Output the entries verbatim, including every line.
## START GIVEN RECORDS
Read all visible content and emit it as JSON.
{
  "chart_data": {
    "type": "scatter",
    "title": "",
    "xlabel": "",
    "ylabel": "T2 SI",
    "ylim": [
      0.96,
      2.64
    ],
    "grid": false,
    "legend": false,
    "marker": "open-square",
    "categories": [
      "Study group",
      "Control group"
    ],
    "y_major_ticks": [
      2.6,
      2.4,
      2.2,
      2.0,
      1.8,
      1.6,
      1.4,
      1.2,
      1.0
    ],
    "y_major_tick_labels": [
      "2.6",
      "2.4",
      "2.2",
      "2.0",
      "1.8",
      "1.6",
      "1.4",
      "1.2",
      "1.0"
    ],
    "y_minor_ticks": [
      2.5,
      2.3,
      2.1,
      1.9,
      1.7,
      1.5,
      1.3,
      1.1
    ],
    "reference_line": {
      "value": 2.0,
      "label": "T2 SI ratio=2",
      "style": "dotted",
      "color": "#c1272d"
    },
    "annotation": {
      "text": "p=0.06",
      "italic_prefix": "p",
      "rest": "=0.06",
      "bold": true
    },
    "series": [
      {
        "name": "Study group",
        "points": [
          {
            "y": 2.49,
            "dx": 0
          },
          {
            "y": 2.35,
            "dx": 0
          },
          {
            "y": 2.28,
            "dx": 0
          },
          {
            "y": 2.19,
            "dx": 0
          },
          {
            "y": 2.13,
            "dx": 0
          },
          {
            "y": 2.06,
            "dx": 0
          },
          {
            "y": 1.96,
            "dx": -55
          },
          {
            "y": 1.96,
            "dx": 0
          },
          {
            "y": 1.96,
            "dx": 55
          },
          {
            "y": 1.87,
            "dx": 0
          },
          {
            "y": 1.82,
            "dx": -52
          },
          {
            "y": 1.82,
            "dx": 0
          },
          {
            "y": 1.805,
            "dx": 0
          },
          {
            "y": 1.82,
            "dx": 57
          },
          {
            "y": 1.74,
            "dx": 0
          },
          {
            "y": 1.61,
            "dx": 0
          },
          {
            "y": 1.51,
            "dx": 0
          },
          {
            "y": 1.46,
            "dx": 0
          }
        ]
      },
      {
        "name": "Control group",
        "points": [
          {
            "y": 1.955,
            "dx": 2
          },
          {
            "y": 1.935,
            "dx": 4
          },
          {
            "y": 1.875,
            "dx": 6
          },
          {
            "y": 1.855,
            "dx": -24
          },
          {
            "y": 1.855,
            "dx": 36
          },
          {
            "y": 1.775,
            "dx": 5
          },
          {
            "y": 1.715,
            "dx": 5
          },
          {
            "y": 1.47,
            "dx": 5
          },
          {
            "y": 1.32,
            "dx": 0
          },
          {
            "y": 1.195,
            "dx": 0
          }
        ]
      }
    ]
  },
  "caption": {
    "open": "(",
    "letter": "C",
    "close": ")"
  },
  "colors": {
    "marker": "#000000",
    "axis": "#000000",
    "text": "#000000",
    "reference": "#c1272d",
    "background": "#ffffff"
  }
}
## END GIVEN RECORDS
OUTPUT FOR THIS EXERCISE
Read all visible content and emit it as JSON.
{
  "chart_data": {
    "type": "scatter",
    "title": "",
    "xlabel": "",
    "ylabel": "T2 SI",
    "ylim": [
      0.96,
      2.64
    ],
    "grid": false,
    "legend": false,
    "marker": "open-square",
    "categories": [
      "Study group",
      "Control group"
    ],
    "y_major_ticks": [
      2.6,
      2.4,
      2.2,
      2.0,
      1.8,
      1.6,
      1.4,
      1.2,
      1.0
    ],
    "y_major_tick_labels": [
      "2.6",
      "2.4",
      "2.2",
      "2.0",
      "1.8",
      "1.6",
      "1.4",
      "1.2",
      "1.0"
    ],
    "y_minor_ticks": [
      2.5,
      2.3,
      2.1,
      1.9,
      1.7,
      1.5,
      1.3,
      1.1
    ],
    "reference_line": {
      "value": 2.0,
      "label": "T2 SI ratio=2",
      "style": "dotted",
      "color": "#c1272d"
    },
    "annotation": {
      "text": "p=0.06",
      "italic_prefix": "p",
      "rest": "=0.06",
      "bold": true
    },
    "series": [
      {
        "name": "Study group",
        "points": [
          {
            "y": 2.49,
            "dx": 0
          },
          {
            "y": 2.35,
            "dx": 0
          },
          {
            "y": 2.28,
            "dx": 0
          },
          {
            "y": 2.19,
            "dx": 0
          },
          {
            "y": 2.13,
            "dx": 0
          },
          {
            "y": 2.06,
            "dx": 0
          },
          {
            "y": 1.96,
            "dx": -55
          },
          {
            "y": 1.96,
            "dx": 0
          },
          {
            "y": 1.96,
            "dx": 55
          },
          {
            "y": 1.87,
            "dx": 0
          },
          {
            "y": 1.82,
            "dx": -52
          },
          {
            "y": 1.82,
            "dx": 0
          },
          {
            "y": 1.805,
            "dx": 0
          },
          {
            "y": 1.82,
            "dx": 57
          },
          {
            "y": 1.74,
            "dx": 0
          },
          {
            "y": 1.61,
            "dx": 0
          },
          {
            "y": 1.51,
            "dx": 0
          },
          {
            "y": 1.46,
            "dx": 0
          }
        ]
      },
      {
        "name": "Control group",
        "points": [
          {
            "y": 1.955,
            "dx": 2
          },
          {
            "y": 1.935,
            "dx": 4
          },
          {
            "y": 1.875,
            "dx": 6
          },
          {
            "y": 1.855,
            "dx": -24
          },
          {
            "y": 1.855,
            "dx": 36
          },
          {
            "y": 1.775,
            "dx": 5
          },
          {
            "y": 1.715,
            "dx": 5
          },
          {
            "y": 1.47,
            "dx": 5
          },
          {
            "y": 1.32,
            "dx": 0
          },
          {
            "y": 1.195,
            "dx": 0
          }
        ]
      }
    ]
  },
  "caption": {
    "open": "(",
    "letter": "C",
    "close": ")"
  },
  "colors": {
    "marker": "#000000",
    "axis": "#000000",
    "text": "#000000",
    "reference": "#c1272d",
    "background": "#ffffff"
  }
}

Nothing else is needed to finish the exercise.